* Exercise aim:
Copy out all of the material, matching it word for word.

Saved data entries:
## BEGIN
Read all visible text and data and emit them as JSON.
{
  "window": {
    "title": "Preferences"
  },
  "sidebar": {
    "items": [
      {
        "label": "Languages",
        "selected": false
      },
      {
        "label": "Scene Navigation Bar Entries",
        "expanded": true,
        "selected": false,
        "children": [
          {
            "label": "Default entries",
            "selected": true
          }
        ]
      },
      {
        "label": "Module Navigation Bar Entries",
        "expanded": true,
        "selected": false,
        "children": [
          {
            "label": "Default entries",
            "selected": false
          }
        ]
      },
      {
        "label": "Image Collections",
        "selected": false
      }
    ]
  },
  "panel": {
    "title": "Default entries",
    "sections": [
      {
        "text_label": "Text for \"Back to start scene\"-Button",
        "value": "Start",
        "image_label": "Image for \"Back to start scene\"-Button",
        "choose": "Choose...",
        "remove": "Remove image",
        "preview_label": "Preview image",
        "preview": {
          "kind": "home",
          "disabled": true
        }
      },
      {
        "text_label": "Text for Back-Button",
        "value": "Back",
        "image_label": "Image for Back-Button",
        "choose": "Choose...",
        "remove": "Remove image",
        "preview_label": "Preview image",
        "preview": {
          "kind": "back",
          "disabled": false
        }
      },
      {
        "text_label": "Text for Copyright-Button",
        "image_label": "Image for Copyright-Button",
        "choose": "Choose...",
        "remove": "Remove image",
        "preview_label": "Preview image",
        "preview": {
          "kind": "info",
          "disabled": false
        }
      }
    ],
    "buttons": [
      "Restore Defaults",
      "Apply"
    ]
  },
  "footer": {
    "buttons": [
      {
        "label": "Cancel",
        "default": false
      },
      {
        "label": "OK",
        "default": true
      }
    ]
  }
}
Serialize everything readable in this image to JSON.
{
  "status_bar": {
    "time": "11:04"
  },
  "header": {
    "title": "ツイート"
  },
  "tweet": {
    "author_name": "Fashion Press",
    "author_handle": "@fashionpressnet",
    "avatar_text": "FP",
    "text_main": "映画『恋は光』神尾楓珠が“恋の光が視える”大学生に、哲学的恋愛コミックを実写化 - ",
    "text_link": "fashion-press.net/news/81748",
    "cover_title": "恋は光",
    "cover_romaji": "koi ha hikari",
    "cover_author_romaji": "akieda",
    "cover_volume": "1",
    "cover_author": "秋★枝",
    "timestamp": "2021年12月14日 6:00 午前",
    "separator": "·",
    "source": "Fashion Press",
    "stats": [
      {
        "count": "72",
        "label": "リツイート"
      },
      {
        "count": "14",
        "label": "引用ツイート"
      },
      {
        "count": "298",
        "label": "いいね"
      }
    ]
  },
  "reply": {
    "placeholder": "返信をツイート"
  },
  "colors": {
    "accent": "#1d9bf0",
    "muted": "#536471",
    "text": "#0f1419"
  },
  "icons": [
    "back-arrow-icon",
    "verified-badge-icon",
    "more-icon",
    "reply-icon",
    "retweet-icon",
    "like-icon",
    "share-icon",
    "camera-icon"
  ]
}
## END
* Written answer:
Read all visible text and data and emit them as JSON.
{
  "window": {
    "title": "Preferences"
  },
  "sidebar": {
    "items": [
      {
        "label": "Languages",
        "selected": false
      },
      {
        "label": "Scene Navigation Bar Entries",
        "expanded": true,
        "selected": false,
        "children": [
          {
            "label": "Default entries",
            "selected": true
          }
        ]
      },
      {
        "label": "Module Navigation Bar Entries",
        "expanded": true,
        "selected": false,
        "children": [
          {
            "label": "Default entries",
            "selected": false
          }
        ]
      },
      {
        "label": "Image Collections",
        "selected": false
      }
    ]
  },
  "panel": {
    "title": "Default entries",
    "sections": [
      {
        "text_label": "Text for \"Back to start scene\"-Button",
        "value": "Start",
        "image_label": "Image for \"Back to start scene\"-Button",
        "choose": "Choose...",
        "remove": "Remove image",
        "preview_label": "Preview image",
        "preview": {
          "kind": "home",
          "disabled": true
        }
      },
      {
        "text_label": "Text for Back-Button",
        "value": "Back",
        "image_label": "Image for Back-Button",
        "choose": "Choose...",
        "remove": "Remove image",
        "preview_label": "Preview image",
        "preview": {
          "kind": "back",
          "disabled": false
        }
      },
      {
        "text_label": "Text for Copyright-Button",
        "image_label": "Image for Copyright-Button",
        "choose": "Choose...",
        "remove": "Remove image",
        "preview_label": "Preview image",
        "preview": {
          "kind": "info",
          "disabled": false
        }
      }
    ],
    "buttons": [
      "Restore Defaults",
      "Apply"
    ]
  },
  "footer": {
    "buttons": [
      {
        "label": "Cancel",
        "default": false
      },
      {
        "label": "OK",
        "default": true
      }
    ]
  }
}
Serialize everything readable in this image to JSON.
{
  "status_bar": {
    "time": "11:04"
  },
  "header": {
    "title": "ツイート"
  },
  "tweet": {
    "author_name": "Fashion Press",
    "author_handle": "@fashionpressnet",
    "avatar_text": "FP",
    "text_main": "映画『恋は光』神尾楓珠が“恋の光が視える”大学生に、哲学的恋愛コミックを実写化 - ",
    "text_link": "fashion-press.net/news/81748",
    "cover_title": "恋は光",
    "cover_romaji": "koi ha hikari",
    "cover_author_romaji": "akieda",
    "cover_volume": "1",
    "cover_author": "秋★枝",
    "timestamp": "2021年12月14日 6:00 午前",
    "separator": "·",
    "source": "Fashion Press",
    "stats": [
      {
        "count": "72",
        "label": "リツイート"
      },
      {
        "count": "14",
        "label": "引用ツイート"
      },
      {
        "count": "298",
        "label": "いいね"
      }
    ]
  },
  "reply": {
    "placeholder": "返信をツイート"
  },
  "colors": {
    "accent": "#1d9bf0",
    "muted": "#536471",
    "text": "#0f1419"
  },
  "icons": [
    "back-arrow-icon",
    "verified-badge-icon",
    "more-icon",
    "reply-icon",
    "retweet-icon",
    "like-icon",
    "share-icon",
    "camera-icon"
  ]
}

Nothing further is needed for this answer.